++++ Data for this exercise
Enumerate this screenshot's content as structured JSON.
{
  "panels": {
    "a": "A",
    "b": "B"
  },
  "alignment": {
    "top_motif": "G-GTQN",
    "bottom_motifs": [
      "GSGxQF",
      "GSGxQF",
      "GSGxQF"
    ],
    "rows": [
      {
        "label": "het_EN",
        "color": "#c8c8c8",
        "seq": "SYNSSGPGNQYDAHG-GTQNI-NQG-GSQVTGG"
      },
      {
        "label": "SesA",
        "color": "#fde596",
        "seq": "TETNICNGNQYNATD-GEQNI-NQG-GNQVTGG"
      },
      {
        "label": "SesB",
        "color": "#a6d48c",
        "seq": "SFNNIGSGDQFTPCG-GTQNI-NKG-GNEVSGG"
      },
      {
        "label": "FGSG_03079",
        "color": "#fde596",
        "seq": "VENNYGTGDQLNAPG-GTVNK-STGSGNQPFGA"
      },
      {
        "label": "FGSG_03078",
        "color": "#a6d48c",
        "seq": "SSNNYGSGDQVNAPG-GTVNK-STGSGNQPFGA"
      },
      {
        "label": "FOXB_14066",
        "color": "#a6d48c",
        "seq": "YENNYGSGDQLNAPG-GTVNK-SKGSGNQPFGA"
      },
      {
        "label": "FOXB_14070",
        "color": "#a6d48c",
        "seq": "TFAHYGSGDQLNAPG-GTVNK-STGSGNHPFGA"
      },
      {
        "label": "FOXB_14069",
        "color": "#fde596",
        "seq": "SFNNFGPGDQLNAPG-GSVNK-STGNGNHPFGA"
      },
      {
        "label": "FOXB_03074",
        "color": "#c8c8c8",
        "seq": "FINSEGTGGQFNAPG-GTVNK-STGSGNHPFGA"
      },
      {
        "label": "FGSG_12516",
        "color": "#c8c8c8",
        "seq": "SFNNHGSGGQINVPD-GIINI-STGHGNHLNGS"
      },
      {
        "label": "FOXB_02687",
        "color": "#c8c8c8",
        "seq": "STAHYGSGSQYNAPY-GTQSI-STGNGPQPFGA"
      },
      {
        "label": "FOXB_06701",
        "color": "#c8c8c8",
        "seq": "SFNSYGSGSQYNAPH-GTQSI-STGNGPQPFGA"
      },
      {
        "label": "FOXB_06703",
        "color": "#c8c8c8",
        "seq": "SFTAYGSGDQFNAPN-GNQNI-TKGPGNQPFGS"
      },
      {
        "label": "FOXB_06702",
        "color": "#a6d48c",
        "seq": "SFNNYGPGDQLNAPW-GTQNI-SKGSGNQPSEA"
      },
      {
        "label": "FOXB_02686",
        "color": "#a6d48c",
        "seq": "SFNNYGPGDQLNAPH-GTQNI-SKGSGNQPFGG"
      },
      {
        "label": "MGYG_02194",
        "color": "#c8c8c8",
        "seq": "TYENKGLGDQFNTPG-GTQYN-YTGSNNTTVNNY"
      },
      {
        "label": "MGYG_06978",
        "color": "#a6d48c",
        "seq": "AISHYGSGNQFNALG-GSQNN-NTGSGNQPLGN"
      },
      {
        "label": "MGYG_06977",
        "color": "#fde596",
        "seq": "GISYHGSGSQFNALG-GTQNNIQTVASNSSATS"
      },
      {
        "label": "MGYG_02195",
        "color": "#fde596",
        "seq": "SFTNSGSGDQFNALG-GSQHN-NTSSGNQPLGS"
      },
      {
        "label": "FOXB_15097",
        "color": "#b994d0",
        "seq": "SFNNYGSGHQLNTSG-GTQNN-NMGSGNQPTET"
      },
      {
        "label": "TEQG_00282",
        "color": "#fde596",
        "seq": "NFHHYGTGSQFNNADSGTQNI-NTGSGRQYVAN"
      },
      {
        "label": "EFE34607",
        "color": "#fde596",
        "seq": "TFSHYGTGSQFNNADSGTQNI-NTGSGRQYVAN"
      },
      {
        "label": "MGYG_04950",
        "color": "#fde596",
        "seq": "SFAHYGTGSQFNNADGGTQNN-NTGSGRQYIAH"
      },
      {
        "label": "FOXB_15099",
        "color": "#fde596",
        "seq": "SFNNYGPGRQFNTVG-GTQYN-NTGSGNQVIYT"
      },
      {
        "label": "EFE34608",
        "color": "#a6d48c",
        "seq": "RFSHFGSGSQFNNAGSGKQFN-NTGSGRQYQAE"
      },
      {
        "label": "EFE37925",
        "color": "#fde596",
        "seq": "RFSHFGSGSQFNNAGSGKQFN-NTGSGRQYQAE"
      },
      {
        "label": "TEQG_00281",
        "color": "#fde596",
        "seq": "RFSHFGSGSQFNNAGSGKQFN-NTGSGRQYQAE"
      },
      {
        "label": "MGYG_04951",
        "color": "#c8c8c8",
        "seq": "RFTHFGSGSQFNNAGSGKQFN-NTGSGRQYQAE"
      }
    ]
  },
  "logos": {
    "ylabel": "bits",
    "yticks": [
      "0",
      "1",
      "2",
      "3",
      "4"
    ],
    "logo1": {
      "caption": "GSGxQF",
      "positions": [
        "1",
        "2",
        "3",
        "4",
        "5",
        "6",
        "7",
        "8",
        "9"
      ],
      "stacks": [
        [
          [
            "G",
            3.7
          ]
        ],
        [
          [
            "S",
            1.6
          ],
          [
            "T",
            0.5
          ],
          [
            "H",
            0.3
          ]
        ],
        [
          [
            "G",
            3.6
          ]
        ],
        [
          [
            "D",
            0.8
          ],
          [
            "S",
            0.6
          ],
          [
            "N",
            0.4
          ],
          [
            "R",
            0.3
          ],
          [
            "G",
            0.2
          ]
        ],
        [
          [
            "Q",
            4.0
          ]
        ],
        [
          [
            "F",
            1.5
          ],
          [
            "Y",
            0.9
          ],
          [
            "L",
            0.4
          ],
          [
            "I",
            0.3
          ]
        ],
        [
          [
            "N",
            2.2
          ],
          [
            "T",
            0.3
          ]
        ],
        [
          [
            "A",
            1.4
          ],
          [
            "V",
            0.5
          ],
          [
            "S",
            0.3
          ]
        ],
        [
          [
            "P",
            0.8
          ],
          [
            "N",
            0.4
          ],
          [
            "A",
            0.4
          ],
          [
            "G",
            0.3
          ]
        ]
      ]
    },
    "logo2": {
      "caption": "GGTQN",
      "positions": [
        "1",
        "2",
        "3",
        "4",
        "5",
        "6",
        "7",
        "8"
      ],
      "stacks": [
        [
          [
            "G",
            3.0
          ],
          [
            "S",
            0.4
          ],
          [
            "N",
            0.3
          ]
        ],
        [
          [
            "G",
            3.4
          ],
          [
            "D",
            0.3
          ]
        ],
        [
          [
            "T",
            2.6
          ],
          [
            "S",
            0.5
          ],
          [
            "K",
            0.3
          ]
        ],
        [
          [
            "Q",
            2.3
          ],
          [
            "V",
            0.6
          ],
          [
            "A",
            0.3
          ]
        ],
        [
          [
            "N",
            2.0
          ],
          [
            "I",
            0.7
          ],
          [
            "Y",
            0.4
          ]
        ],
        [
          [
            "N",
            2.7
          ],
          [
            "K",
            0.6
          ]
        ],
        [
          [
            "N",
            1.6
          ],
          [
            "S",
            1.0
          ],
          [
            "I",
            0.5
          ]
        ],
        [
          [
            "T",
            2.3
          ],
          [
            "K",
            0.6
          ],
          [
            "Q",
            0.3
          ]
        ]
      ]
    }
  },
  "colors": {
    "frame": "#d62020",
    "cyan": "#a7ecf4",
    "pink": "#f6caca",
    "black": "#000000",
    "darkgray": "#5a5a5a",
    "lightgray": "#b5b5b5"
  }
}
++++++++
(Short problem): Each entry above needs to be retyped exactly.

(Full solution):
Enumerate this screenshot's content as structured JSON.
{
  "panels": {
    "a": "A",
    "b": "B"
  },
  "alignment": {
    "top_motif": "G-GTQN",
    "bottom_motifs": [
      "GSGxQF",
      "GSGxQF",
      "GSGxQF"
    ],
    "rows": [
      {
        "label": "het_EN",
        "color": "#c8c8c8",
        "seq": "SYNSSGPGNQYDAHG-GTQNI-NQG-GSQVTGG"
      },
      {
        "label": "SesA",
        "color": "#fde596",
        "seq": "TETNICNGNQYNATD-GEQNI-NQG-GNQVTGG"
      },
      {
        "label": "SesB",
        "color": "#a6d48c",
        "seq": "SFNNIGSGDQFTPCG-GTQNI-NKG-GNEVSGG"
      },
      {
        "label": "FGSG_03079",
        "color": "#fde596",
        "seq": "VENNYGTGDQLNAPG-GTVNK-STGSGNQPFGA"
      },
      {
        "label": "FGSG_03078",
        "color": "#a6d48c",
        "seq": "SSNNYGSGDQVNAPG-GTVNK-STGSGNQPFGA"
      },
      {
        "label": "FOXB_14066",
        "color": "#a6d48c",
        "seq": "YENNYGSGDQLNAPG-GTVNK-SKGSGNQPFGA"
      },
      {
        "label": "FOXB_14070",
        "color": "#a6d48c",
        "seq": "TFAHYGSGDQLNAPG-GTVNK-STGSGNHPFGA"
      },
      {
        "label": "FOXB_14069",
        "color": "#fde596",
        "seq": "SFNNFGPGDQLNAPG-GSVNK-STGNGNHPFGA"
      },
      {
        "label": "FOXB_03074",
        "color": "#c8c8c8",
        "seq": "FINSEGTGGQFNAPG-GTVNK-STGSGNHPFGA"
      },
      {
        "label": "FGSG_12516",
        "color": "#c8c8c8",
        "seq": "SFNNHGSGGQINVPD-GIINI-STGHGNHLNGS"
      },
      {
        "label": "FOXB_02687",
        "color": "#c8c8c8",
        "seq": "STAHYGSGSQYNAPY-GTQSI-STGNGPQPFGA"
      },
      {
        "label": "FOXB_06701",
        "color": "#c8c8c8",
        "seq": "SFNSYGSGSQYNAPH-GTQSI-STGNGPQPFGA"
      },
      {
        "label": "FOXB_06703",
        "color": "#c8c8c8",
        "seq": "SFTAYGSGDQFNAPN-GNQNI-TKGPGNQPFGS"
      },
      {
        "label": "FOXB_06702",
        "color": "#a6d48c",
        "seq": "SFNNYGPGDQLNAPW-GTQNI-SKGSGNQPSEA"
      },
      {
        "label": "FOXB_02686",
        "color": "#a6d48c",
        "seq": "SFNNYGPGDQLNAPH-GTQNI-SKGSGNQPFGG"
      },
      {
        "label": "MGYG_02194",
        "color": "#c8c8c8",
        "seq": "TYENKGLGDQFNTPG-GTQYN-YTGSNNTTVNNY"
      },
      {
        "label": "MGYG_06978",
        "color": "#a6d48c",
        "seq": "AISHYGSGNQFNALG-GSQNN-NTGSGNQPLGN"
      },
      {
        "label": "MGYG_06977",
        "color": "#fde596",
        "seq": "GISYHGSGSQFNALG-GTQNNIQTVASNSSATS"
      },
      {
        "label": "MGYG_02195",
        "color": "#fde596",
        "seq": "SFTNSGSGDQFNALG-GSQHN-NTSSGNQPLGS"
      },
      {
        "label": "FOXB_15097",
        "color": "#b994d0",
        "seq": "SFNNYGSGHQLNTSG-GTQNN-NMGSGNQPTET"
      },
      {
        "label": "TEQG_00282",
        "color": "#fde596",
        "seq": "NFHHYGTGSQFNNADSGTQNI-NTGSGRQYVAN"
      },
      {
        "label": "EFE34607",
        "color": "#fde596",
        "seq": "TFSHYGTGSQFNNADSGTQNI-NTGSGRQYVAN"
      },
      {
        "label": "MGYG_04950",
        "color": "#fde596",
        "seq": "SFAHYGTGSQFNNADGGTQNN-NTGSGRQYIAH"
      },
      {
        "label": "FOXB_15099",
        "color": "#fde596",
        "seq": "SFNNYGPGRQFNTVG-GTQYN-NTGSGNQVIYT"
      },
      {
        "label": "EFE34608",
        "color": "#a6d48c",
        "seq": "RFSHFGSGSQFNNAGSGKQFN-NTGSGRQYQAE"
      },
      {
        "label": "EFE37925",
        "color": "#fde596",
        "seq": "RFSHFGSGSQFNNAGSGKQFN-NTGSGRQYQAE"
      },
      {
        "label": "TEQG_00281",
        "color": "#fde596",
        "seq": "RFSHFGSGSQFNNAGSGKQFN-NTGSGRQYQAE"
      },
      {
        "label": "MGYG_04951",
        "color": "#c8c8c8",
        "seq": "RFTHFGSGSQFNNAGSGKQFN-NTGSGRQYQAE"
      }
    ]
  },
  "logos": {
    "ylabel": "bits",
    "yticks": [
      "0",
      "1",
      "2",
      "3",
      "4"
    ],
    "logo1": {
      "caption": "GSGxQF",
      "positions": [
        "1",
        "2",
        "3",
        "4",
        "5",
        "6",
        "7",
        "8",
        "9"
      ],
      "stacks": [
        [
          [
            "G",
            3.7
          ]
        ],
        [
          [
            "S",
            1.6
          ],
          [
            "T",
            0.5
          ],
          [
            "H",
            0.3
          ]
        ],
        [
          [
            "G",
            3.6
          ]
        ],
        [
          [
            "D",
            0.8
          ],
          [
            "S",
            0.6
          ],
          [
            "N",
            0.4
          ],
          [
            "R",
            0.3
          ],
          [
            "G",
            0.2
          ]
        ],
        [
          [
            "Q",
            4.0
          ]
        ],
        [
          [
            "F",
            1.5
          ],
          [
            "Y",
            0.9
          ],
          [
            "L",
            0.4
          ],
          [
            "I",
            0.3
          ]
        ],
        [
          [
            "N",
            2.2
          ],
          [
            "T",
            0.3
          ]
        ],
        [
          [
            "A",
            1.4
          ],
          [
            "V",
            0.5
          ],
          [
            "S",
            0.3
          ]
        ],
        [
          [
            "P",
            0.8
          ],
          [
            "N",
            0.4
          ],
          [
            "A",
            0.4
          ],
          [
            "G",
            0.3
          ]
        ]
      ]
    },
    "logo2": {
      "caption": "GGTQN",
      "positions": [
        "1",
        "2",
        "3",
        "4",
        "5",
        "6",
        "7",
        "8"
      ],
      "stacks": [
        [
          [
            "G",
            3.0
          ],
          [
            "S",
            0.4
          ],
          [
            "N",
            0.3
          ]
        ],
        [
          [
            "G",
            3.4
          ],
          [
            "D",
            0.3
          ]
        ],
        [
          [
            "T",
            2.6
          ],
          [
            "S",
            0.5
          ],
          [
            "K",
            0.3
          ]
        ],
        [
          [
            "Q",
            2.3
          ],
          [
            "V",
            0.6
          ],
          [
            "A",
            0.3
          ]
        ],
        [
          [
            "N",
            2.0
          ],
          [
            "I",
            0.7
          ],
          [
            "Y",
            0.4
          ]
        ],
        [
          [
            "N",
            2.7
          ],
          [
            "K",
            0.6
          ]
        ],
        [
          [
            "N",
            1.6
          ],
          [
            "S",
            1.0
          ],
          [
            "I",
            0.5
          ]
        ],
        [
          [
            "T",
            2.3
          ],
          [
            "K",
            0.6
          ],
          [
            "Q",
            0.3
          ]
        ]
      ]
    }
  },
  "colors": {
    "frame": "#d62020",
    "cyan": "#a7ecf4",
    "pink": "#f6caca",
    "black": "#000000",
    "darkgray": "#5a5a5a",
    "lightgray": "#b5b5b5"
  }
}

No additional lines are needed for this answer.